Instructions for the task: Tell how many lines contain the word "Maria". Reply with the number only.

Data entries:
========================
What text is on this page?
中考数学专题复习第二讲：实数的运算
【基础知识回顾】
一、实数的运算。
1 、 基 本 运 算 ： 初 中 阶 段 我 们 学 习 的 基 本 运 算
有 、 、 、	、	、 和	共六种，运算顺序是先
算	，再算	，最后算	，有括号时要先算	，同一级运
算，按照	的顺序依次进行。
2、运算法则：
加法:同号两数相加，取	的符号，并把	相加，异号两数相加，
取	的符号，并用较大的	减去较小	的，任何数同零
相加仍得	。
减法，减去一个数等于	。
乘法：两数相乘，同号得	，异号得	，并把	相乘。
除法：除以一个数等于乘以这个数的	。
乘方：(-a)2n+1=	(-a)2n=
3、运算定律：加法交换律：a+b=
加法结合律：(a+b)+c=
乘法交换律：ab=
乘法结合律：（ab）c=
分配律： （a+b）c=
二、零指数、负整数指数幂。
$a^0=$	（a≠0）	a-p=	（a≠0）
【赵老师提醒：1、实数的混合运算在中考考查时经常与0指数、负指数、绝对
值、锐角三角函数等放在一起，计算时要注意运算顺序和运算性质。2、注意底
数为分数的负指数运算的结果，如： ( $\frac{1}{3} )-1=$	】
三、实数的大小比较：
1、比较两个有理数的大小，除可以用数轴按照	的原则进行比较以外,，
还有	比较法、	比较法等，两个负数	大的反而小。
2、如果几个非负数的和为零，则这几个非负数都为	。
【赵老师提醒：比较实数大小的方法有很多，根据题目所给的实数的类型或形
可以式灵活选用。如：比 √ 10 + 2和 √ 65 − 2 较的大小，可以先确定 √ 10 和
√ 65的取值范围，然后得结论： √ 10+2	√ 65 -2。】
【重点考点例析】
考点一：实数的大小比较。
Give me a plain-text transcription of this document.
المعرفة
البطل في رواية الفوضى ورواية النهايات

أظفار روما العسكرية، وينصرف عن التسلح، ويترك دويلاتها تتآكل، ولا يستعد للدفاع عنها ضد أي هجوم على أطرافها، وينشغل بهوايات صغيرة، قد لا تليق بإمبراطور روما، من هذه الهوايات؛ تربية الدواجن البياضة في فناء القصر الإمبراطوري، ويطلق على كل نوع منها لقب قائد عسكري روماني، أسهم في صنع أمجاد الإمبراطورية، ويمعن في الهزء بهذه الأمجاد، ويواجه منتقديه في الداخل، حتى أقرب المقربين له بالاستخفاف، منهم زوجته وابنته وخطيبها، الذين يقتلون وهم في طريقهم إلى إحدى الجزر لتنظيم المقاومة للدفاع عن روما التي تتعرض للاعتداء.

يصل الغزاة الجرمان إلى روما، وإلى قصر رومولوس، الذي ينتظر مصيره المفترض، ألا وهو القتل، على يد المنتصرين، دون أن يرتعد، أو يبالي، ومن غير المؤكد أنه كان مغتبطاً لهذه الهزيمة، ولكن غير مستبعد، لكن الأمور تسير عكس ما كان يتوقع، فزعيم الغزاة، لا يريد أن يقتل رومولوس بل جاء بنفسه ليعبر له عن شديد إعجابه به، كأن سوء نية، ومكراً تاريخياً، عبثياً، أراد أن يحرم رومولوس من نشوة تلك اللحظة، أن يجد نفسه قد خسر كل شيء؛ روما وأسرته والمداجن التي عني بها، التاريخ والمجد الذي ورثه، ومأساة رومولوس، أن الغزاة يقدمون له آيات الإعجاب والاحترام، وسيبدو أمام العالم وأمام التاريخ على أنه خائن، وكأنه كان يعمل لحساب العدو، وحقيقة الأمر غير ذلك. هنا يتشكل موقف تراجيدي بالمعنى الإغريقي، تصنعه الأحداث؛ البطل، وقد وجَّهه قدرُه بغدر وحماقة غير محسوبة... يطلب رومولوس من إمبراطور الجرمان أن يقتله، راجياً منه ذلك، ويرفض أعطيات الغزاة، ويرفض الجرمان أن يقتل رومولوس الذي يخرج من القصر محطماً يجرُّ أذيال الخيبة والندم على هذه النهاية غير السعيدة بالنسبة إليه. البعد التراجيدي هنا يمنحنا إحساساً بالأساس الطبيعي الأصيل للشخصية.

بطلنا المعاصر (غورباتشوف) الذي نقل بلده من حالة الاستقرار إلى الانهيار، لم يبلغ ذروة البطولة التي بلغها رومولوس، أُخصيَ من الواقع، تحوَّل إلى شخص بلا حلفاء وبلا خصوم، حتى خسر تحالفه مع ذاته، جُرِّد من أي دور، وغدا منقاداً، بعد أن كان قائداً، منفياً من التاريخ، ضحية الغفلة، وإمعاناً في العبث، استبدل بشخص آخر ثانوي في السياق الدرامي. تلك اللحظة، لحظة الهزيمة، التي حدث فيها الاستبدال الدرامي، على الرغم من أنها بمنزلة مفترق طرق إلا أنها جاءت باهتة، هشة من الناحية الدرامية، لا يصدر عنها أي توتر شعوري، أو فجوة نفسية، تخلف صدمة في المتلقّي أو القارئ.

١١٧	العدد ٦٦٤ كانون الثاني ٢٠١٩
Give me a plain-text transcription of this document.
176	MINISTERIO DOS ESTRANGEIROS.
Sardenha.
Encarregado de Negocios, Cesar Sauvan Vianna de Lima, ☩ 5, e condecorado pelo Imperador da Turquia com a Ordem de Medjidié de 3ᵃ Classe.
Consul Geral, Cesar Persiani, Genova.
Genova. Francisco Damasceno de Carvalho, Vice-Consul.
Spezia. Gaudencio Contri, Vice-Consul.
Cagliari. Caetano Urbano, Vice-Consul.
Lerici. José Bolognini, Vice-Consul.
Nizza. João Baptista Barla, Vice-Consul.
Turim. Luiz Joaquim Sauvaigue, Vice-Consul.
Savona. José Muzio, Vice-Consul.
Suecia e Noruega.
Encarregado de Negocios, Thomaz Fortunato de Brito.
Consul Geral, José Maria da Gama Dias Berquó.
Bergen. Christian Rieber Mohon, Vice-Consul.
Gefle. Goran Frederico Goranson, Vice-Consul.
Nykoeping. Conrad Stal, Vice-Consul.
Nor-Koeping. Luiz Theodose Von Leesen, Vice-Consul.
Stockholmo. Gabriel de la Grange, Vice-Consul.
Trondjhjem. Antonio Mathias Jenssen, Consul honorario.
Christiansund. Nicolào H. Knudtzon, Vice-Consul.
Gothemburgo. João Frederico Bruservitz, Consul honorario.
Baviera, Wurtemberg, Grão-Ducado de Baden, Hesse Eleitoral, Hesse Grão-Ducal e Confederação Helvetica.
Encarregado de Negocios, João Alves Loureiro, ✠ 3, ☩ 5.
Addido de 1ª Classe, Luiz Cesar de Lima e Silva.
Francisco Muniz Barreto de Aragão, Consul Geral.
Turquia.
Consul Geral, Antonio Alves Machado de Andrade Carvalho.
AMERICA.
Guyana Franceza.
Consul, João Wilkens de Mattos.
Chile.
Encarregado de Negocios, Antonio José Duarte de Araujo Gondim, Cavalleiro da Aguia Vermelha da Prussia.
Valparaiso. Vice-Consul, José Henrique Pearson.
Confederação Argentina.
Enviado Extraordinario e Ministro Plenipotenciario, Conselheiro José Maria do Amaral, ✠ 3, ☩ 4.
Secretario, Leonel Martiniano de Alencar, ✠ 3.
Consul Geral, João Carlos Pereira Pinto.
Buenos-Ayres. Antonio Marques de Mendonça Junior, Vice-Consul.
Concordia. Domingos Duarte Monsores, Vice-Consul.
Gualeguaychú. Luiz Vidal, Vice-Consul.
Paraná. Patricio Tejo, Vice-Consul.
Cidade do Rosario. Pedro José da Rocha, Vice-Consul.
========================
Correct answer: 2